### CHALLENGE:
Pull every line that holds the word "username" from the entries.

+---+

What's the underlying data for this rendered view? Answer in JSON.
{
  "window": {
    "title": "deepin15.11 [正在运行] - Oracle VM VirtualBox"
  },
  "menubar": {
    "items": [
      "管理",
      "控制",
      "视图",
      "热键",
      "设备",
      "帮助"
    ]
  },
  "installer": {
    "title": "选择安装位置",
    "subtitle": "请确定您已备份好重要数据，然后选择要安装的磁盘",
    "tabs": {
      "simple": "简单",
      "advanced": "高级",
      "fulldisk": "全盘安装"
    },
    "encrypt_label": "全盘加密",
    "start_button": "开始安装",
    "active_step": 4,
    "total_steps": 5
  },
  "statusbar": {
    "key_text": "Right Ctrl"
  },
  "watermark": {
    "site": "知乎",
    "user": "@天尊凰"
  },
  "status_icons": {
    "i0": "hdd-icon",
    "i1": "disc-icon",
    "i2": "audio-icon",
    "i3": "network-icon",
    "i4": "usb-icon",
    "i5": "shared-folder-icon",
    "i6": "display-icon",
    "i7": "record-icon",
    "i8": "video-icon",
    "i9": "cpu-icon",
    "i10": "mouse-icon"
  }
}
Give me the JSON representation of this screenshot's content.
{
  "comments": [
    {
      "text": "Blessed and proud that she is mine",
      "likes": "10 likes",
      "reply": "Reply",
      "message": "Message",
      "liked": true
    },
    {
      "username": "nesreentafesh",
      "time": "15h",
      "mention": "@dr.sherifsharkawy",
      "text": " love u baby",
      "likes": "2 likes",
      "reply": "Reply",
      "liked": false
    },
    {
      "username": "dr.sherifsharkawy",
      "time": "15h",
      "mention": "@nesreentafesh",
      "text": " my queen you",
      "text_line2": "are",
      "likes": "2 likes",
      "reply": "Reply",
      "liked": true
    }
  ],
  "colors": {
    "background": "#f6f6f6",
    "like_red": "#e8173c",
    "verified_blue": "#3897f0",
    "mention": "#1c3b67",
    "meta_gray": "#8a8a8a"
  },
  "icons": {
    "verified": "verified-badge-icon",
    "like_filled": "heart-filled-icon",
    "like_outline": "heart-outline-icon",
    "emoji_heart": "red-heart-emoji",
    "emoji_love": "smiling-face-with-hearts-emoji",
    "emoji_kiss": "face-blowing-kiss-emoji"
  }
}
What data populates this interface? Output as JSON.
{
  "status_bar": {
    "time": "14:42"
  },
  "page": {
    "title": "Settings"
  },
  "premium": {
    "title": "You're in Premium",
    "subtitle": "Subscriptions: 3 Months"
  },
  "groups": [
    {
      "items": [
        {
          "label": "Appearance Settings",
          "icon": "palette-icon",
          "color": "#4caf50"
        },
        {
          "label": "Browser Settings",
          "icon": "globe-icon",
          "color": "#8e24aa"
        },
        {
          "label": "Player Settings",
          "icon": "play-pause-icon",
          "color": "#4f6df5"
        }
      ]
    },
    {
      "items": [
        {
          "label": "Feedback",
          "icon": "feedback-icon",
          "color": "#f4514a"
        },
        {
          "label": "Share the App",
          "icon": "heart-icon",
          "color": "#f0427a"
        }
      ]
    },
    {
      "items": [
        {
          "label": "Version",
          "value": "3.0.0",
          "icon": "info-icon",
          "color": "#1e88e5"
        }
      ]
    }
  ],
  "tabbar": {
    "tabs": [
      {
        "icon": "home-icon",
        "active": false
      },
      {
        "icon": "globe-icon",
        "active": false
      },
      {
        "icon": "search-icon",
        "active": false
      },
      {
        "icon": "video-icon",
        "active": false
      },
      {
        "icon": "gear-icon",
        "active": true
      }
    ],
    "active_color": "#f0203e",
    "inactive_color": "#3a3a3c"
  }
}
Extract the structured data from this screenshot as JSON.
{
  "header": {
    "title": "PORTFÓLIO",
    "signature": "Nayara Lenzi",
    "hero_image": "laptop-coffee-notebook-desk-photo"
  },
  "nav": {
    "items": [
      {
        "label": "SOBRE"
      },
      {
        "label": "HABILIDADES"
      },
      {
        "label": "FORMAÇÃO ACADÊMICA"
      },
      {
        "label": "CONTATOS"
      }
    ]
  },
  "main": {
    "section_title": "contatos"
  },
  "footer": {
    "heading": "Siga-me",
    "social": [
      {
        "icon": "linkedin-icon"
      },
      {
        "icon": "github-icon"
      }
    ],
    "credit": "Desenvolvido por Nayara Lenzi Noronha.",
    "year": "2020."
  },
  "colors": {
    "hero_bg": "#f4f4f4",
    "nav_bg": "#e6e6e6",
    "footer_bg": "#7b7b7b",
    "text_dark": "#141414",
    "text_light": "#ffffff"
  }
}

+---+

### EXERCISE SOLUTION:
      "username": "nesreentafesh",
      "username": "dr.sherifsharkawy",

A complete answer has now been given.